:: Given task ::
Everything in the listing except the pictures should be written out exactly.

----

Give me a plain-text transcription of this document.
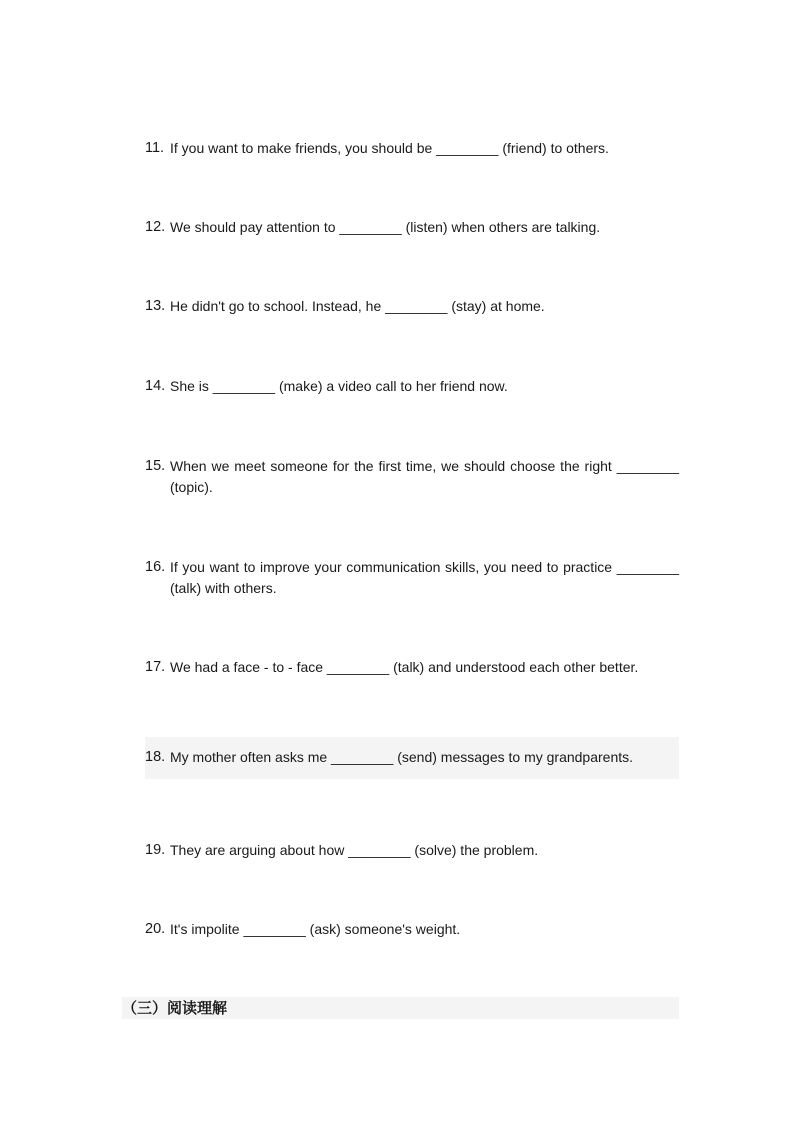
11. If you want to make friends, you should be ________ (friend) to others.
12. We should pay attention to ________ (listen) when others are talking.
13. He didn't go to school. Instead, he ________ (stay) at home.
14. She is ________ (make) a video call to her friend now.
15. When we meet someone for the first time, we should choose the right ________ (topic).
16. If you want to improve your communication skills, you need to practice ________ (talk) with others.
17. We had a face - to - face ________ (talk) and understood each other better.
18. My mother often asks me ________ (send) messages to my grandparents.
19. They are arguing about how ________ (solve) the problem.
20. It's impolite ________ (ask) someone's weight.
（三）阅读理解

----

:: Complete answer ::
Give me a plain-text transcription of this document.
11. If you want to make friends, you should be ________ (friend) to others.
12. We should pay attention to ________ (listen) when others are talking.
13. He didn't go to school. Instead, he ________ (stay) at home.
14. She is ________ (make) a video call to her friend now.
15. When we meet someone for the first time, we should choose the right ________ (topic).
16. If you want to improve your communication skills, you need to practice ________ (talk) with others.
17. We had a face - to - face ________ (talk) and understood each other better.
18. My mother often asks me ________ (send) messages to my grandparents.
19. They are arguing about how ________ (solve) the problem.
20. It's impolite ________ (ask) someone's weight.
（三）阅读理解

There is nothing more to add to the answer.